- _Supplied records_
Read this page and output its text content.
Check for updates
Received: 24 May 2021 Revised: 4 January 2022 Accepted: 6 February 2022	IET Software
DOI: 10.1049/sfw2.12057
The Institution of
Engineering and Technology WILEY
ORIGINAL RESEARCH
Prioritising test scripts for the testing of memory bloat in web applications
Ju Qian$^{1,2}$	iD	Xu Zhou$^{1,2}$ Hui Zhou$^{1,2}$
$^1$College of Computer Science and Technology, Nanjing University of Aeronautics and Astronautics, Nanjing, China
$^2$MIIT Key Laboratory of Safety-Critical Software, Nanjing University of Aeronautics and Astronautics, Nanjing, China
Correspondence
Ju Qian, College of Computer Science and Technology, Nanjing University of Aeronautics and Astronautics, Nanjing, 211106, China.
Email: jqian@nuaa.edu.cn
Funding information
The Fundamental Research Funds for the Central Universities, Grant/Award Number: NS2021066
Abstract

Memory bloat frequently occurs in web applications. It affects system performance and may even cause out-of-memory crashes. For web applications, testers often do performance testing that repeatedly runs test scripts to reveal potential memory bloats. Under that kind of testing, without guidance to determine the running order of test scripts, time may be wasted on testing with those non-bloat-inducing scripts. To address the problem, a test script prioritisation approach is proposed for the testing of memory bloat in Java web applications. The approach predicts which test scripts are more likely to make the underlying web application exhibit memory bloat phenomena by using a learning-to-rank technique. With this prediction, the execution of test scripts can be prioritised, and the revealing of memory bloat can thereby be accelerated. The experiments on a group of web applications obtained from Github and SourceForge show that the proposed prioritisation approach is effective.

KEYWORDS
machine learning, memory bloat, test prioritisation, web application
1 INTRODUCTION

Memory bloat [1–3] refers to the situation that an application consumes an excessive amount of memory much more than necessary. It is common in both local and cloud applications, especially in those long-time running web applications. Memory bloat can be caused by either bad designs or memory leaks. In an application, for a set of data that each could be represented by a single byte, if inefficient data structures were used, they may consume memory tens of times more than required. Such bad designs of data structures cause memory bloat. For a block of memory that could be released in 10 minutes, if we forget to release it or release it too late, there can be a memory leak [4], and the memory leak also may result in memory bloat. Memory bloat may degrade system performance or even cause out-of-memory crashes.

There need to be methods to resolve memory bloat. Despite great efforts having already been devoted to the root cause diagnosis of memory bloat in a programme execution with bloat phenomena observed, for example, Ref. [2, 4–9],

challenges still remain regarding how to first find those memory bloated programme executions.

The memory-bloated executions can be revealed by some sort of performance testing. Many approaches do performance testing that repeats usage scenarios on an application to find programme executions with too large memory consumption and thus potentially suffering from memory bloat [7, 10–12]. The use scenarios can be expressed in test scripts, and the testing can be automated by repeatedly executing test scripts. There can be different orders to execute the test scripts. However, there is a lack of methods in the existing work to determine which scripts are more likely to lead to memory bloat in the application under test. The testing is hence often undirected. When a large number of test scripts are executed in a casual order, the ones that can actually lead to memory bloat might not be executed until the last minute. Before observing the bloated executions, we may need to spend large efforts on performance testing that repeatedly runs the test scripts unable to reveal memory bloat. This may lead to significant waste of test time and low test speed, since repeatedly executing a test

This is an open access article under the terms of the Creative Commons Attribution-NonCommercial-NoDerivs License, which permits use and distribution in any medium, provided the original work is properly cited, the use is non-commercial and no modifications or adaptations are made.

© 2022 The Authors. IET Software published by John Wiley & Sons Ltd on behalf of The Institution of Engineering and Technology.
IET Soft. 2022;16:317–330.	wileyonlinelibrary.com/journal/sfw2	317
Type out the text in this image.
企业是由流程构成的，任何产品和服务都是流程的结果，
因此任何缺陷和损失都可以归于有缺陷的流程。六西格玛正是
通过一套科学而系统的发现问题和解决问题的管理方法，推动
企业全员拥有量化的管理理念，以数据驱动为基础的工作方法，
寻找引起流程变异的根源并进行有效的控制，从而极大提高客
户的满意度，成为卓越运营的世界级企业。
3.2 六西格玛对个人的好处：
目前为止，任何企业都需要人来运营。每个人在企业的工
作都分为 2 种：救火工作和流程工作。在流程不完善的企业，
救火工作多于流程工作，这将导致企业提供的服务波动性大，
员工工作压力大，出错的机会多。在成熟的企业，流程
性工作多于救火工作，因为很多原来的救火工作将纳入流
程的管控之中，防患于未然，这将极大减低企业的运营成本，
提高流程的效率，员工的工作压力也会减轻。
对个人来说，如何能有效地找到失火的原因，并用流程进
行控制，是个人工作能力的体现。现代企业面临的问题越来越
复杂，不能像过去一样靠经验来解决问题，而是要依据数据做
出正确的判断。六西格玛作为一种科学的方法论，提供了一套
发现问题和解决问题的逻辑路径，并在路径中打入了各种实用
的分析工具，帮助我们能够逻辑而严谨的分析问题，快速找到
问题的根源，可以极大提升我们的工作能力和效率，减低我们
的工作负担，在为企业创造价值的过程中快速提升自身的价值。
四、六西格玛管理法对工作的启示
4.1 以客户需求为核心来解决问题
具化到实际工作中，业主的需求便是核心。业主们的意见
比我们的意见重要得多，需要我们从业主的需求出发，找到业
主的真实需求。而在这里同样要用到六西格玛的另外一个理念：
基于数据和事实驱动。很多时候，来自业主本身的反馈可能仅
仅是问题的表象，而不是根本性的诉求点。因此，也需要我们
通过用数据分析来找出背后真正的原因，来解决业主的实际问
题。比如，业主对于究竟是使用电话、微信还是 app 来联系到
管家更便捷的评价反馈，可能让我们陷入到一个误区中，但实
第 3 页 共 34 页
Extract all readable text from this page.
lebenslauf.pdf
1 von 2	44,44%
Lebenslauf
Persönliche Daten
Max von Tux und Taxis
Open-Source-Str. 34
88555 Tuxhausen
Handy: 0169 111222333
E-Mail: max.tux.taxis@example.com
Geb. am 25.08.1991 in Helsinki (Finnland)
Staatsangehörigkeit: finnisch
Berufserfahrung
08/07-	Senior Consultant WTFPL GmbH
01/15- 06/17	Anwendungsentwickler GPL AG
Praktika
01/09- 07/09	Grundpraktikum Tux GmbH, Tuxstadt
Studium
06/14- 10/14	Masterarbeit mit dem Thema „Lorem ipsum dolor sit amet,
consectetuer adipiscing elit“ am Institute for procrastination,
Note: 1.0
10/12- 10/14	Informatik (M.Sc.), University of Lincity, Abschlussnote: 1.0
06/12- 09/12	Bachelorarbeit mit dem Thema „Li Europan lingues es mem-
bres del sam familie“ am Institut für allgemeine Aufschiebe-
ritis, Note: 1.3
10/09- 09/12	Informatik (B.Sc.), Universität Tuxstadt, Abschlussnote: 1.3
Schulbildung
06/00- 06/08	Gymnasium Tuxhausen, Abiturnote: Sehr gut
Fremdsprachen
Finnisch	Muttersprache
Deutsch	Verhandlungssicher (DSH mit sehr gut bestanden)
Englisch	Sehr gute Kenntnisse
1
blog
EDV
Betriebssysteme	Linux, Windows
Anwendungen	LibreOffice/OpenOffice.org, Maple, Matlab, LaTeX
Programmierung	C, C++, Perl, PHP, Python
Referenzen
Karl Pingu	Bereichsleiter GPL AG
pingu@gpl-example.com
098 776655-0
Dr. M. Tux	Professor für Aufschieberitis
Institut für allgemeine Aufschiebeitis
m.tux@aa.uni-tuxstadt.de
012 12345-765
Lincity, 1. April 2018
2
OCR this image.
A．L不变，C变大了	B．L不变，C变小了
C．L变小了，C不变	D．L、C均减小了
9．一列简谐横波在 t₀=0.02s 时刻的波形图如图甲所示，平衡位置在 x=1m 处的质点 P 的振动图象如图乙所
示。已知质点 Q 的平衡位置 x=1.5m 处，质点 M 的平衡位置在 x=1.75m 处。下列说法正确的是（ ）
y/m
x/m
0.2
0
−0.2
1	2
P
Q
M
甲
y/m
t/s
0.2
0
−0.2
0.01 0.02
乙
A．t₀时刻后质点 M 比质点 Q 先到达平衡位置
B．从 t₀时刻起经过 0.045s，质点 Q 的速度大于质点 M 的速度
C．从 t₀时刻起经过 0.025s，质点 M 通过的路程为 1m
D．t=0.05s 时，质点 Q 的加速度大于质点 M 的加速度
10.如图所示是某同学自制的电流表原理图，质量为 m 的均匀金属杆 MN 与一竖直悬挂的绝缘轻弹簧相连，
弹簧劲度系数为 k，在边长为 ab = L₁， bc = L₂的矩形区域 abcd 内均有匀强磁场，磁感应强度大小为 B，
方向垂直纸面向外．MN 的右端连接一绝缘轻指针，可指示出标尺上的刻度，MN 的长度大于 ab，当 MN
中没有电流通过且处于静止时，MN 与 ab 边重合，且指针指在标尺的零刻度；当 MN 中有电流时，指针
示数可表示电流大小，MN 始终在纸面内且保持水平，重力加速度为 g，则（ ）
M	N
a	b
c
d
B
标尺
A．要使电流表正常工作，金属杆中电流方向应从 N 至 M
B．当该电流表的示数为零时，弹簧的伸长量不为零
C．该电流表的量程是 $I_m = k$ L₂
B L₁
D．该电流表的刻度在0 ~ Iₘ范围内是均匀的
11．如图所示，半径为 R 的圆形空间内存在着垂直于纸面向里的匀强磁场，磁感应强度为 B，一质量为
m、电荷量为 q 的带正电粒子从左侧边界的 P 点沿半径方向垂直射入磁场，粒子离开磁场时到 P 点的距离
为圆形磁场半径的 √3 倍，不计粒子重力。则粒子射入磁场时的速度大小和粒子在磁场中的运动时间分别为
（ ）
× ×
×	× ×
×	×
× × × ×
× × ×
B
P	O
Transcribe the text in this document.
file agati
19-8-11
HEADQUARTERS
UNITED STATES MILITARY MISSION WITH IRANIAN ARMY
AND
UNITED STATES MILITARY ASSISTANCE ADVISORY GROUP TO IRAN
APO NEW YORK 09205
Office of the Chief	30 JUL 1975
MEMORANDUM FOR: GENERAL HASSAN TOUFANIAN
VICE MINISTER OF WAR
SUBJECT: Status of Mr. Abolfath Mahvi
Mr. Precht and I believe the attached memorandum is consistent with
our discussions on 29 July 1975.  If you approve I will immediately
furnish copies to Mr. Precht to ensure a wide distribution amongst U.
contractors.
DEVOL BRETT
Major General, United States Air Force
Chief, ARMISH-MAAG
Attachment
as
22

- _Task objective_
State how many lines in the records above contain the word "Lincity", and give only that number.

- _Output for this exercise_
2